> What you need to do:
Print every entry word for word, but omit the pictures.

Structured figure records
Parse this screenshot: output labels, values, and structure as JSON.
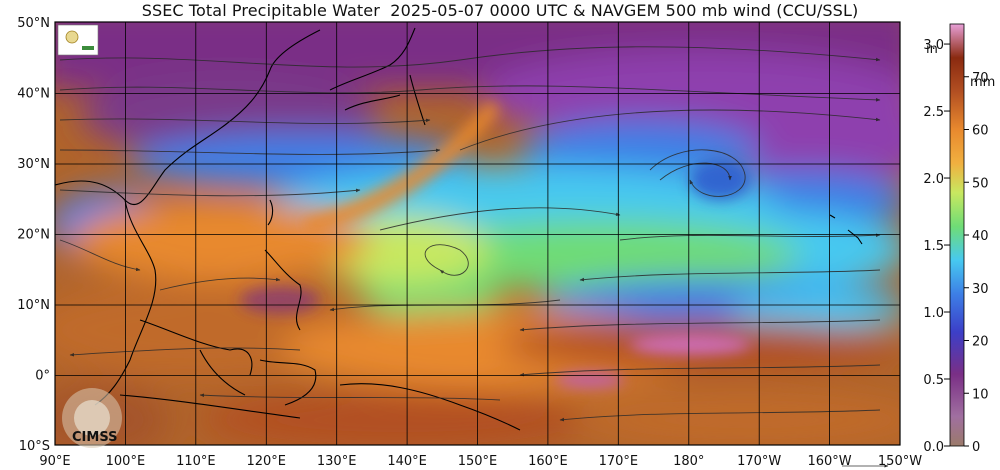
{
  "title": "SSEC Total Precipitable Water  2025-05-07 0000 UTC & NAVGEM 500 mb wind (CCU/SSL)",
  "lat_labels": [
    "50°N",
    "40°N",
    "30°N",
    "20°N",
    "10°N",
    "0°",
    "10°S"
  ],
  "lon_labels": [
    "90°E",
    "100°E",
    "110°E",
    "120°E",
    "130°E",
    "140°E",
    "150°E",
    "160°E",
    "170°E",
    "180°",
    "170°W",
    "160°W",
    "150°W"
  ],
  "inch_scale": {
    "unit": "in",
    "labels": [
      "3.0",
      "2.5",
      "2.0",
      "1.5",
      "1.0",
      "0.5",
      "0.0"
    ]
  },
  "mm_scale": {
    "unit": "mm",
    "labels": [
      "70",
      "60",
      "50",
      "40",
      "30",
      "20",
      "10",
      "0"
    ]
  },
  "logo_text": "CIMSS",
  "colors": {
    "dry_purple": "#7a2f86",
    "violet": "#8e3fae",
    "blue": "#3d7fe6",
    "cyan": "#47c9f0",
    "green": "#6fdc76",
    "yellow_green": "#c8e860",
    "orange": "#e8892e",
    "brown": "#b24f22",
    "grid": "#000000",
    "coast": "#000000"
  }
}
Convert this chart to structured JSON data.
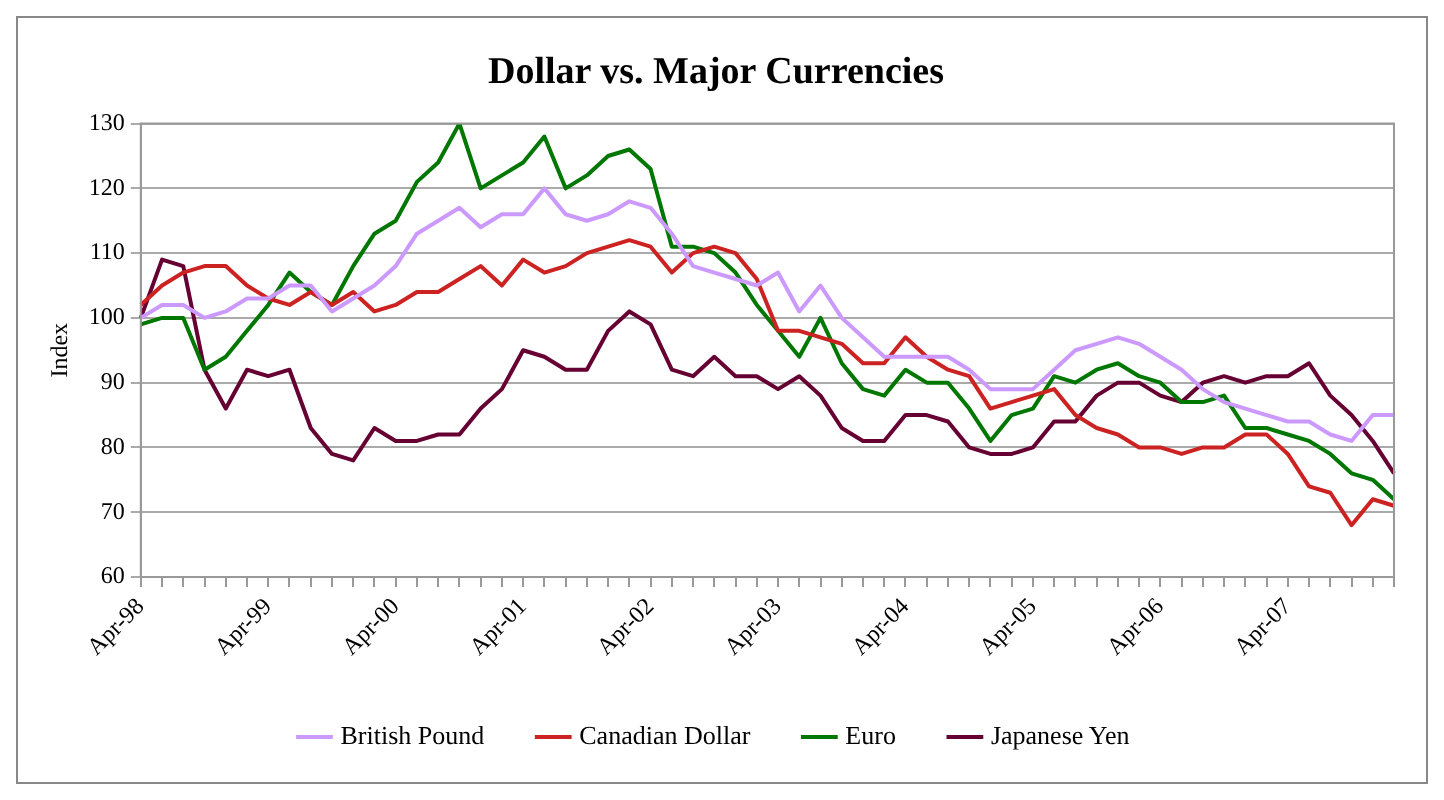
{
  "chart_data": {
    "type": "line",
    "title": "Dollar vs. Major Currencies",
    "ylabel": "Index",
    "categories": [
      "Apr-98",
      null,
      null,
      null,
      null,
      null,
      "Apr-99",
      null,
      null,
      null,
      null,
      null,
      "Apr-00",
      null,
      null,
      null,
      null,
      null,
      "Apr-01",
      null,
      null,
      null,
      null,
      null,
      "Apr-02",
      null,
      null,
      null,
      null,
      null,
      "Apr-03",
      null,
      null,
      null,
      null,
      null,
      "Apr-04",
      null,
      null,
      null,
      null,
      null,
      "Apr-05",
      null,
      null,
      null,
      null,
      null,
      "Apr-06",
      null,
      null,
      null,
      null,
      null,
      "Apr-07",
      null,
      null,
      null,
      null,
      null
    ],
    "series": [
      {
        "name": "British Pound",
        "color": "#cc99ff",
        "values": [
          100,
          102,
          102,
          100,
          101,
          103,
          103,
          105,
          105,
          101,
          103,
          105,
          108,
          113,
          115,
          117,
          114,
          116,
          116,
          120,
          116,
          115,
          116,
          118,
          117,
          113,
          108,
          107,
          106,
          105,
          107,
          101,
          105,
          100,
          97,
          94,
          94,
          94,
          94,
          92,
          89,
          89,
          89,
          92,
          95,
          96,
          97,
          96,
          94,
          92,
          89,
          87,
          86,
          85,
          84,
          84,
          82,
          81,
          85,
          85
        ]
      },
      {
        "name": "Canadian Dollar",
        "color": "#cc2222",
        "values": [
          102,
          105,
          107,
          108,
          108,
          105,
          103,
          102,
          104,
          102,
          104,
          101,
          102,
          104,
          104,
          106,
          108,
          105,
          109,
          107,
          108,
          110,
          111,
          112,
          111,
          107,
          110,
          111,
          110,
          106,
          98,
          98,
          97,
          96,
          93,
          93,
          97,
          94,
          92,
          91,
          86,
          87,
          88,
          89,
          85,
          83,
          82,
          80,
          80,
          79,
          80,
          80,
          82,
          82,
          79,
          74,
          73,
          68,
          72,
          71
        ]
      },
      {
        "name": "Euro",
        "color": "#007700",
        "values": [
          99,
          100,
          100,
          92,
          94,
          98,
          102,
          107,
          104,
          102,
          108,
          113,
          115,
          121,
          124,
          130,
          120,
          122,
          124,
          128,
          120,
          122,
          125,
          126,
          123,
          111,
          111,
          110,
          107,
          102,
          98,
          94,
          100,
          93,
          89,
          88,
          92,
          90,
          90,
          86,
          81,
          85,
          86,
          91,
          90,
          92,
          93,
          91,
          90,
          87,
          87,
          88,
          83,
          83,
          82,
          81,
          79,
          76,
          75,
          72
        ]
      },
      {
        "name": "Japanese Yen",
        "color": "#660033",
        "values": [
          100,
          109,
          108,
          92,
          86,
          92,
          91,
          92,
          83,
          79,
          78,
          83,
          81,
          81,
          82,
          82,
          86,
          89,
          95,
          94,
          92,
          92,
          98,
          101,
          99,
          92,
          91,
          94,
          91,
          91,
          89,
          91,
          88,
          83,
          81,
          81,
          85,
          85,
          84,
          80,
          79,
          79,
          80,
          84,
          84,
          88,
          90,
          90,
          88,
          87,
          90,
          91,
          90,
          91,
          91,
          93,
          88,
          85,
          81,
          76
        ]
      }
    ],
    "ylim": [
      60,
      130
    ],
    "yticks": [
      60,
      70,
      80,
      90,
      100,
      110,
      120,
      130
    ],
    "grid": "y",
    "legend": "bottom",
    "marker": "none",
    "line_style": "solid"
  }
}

> Written answer:
Parse this screenshot: output labels, values, and structure as JSON.
{
  "title": "SSEC Total Precipitable Water  2025-05-07 0000 UTC & NAVGEM 500 mb wind (CCU/SSL)",
  "lat_labels": [
    "50°N",
    "40°N",
    "30°N",
    "20°N",
    "10°N",
    "0°",
    "10°S"
  ],
  "lon_labels": [
    "90°E",
    "100°E",
    "110°E",
    "120°E",
    "130°E",
    "140°E",
    "150°E",
    "160°E",
    "170°E",
    "180°",
    "170°W",
    "160°W",
    "150°W"
  ],
  "inch_scale": {
    "unit": "in",
    "labels": [
      "3.0",
      "2.5",
      "2.0",
      "1.5",
      "1.0",
      "0.5",
      "0.0"
    ]
  },
  "mm_scale": {
    "unit": "mm",
    "labels": [
      "70",
      "60",
      "50",
      "40",
      "30",
      "20",
      "10",
      "0"
    ]
  },
  "logo_text": "CIMSS",
  "colors": {
    "dry_purple": "#7a2f86",
    "violet": "#8e3fae",
    "blue": "#3d7fe6",
    "cyan": "#47c9f0",
    "green": "#6fdc76",
    "yellow_green": "#c8e860",
    "orange": "#e8892e",
    "brown": "#b24f22",
    "grid": "#000000",
    "coast": "#000000"
  }
}
Convert this chart to structured JSON data.
{
  "chart_data": {
    "type": "line",
    "title": "Dollar vs. Major Currencies",
    "ylabel": "Index",
    "categories": [
      "Apr-98",
      null,
      null,
      null,
      null,
      null,
      "Apr-99",
      null,
      null,
      null,
      null,
      null,
      "Apr-00",
      null,
      null,
      null,
      null,
      null,
      "Apr-01",
      null,
      null,
      null,
      null,
      null,
      "Apr-02",
      null,
      null,
      null,
      null,
      null,
      "Apr-03",
      null,
      null,
      null,
      null,
      null,
      "Apr-04",
      null,
      null,
      null,
      null,
      null,
      "Apr-05",
      null,
      null,
      null,
      null,
      null,
      "Apr-06",
      null,
      null,
      null,
      null,
      null,
      "Apr-07",
      null,
      null,
      null,
      null,
      null
    ],
    "series": [
      {
        "name": "British Pound",
        "color": "#cc99ff",
        "values": [
          100,
          102,
          102,
          100,
          101,
          103,
          103,
          105,
          105,
          101,
          103,
          105,
          108,
          113,
          115,
          117,
          114,
          116,
          116,
          120,
          116,
          115,
          116,
          118,
          117,
          113,
          108,
          107,
          106,
          105,
          107,
          101,
          105,
          100,
          97,
          94,
          94,
          94,
          94,
          92,
          89,
          89,
          89,
          92,
          95,
          96,
          97,
          96,
          94,
          92,
          89,
          87,
          86,
          85,
          84,
          84,
          82,
          81,
          85,
          85
        ]
      },
      {
        "name": "Canadian Dollar",
        "color": "#cc2222",
        "values": [
          102,
          105,
          107,
          108,
          108,
          105,
          103,
          102,
          104,
          102,
          104,
          101,
          102,
          104,
          104,
          106,
          108,
          105,
          109,
          107,
          108,
          110,
          111,
          112,
          111,
          107,
          110,
          111,
          110,
          106,
          98,
          98,
          97,
          96,
          93,
          93,
          97,
          94,
          92,
          91,
          86,
          87,
          88,
          89,
          85,
          83,
          82,
          80,
          80,
          79,
          80,
          80,
          82,
          82,
          79,
          74,
          73,
          68,
          72,
          71
        ]
      },
      {
        "name": "Euro",
        "color": "#007700",
        "values": [
          99,
          100,
          100,
          92,
          94,
          98,
          102,
          107,
          104,
          102,
          108,
          113,
          115,
          121,
          124,
          130,
          120,
          122,
          124,
          128,
          120,
          122,
          125,
          126,
          123,
          111,
          111,
          110,
          107,
          102,
          98,
          94,
          100,
          93,
          89,
          88,
          92,
          90,
          90,
          86,
          81,
          85,
          86,
          91,
          90,
          92,
          93,
          91,
          90,
          87,
          87,
          88,
          83,
          83,
          82,
          81,
          79,
          76,
          75,
          72
        ]
      },
      {
        "name": "Japanese Yen",
        "color": "#660033",
        "values": [
          100,
          109,
          108,
          92,
          86,
          92,
          91,
          92,
          83,
          79,
          78,
          83,
          81,
          81,
          82,
          82,
          86,
          89,
          95,
          94,
          92,
          92,
          98,
          101,
          99,
          92,
          91,
          94,
          91,
          91,
          89,
          91,
          88,
          83,
          81,
          81,
          85,
          85,
          84,
          80,
          79,
          79,
          80,
          84,
          84,
          88,
          90,
          90,
          88,
          87,
          90,
          91,
          90,
          91,
          91,
          93,
          88,
          85,
          81,
          76
        ]
      }
    ],
    "ylim": [
      60,
      130
    ],
    "yticks": [
      60,
      70,
      80,
      90,
      100,
      110,
      120,
      130
    ],
    "grid": "y",
    "legend": "bottom",
    "marker": "none",
    "line_style": "solid"
  }
}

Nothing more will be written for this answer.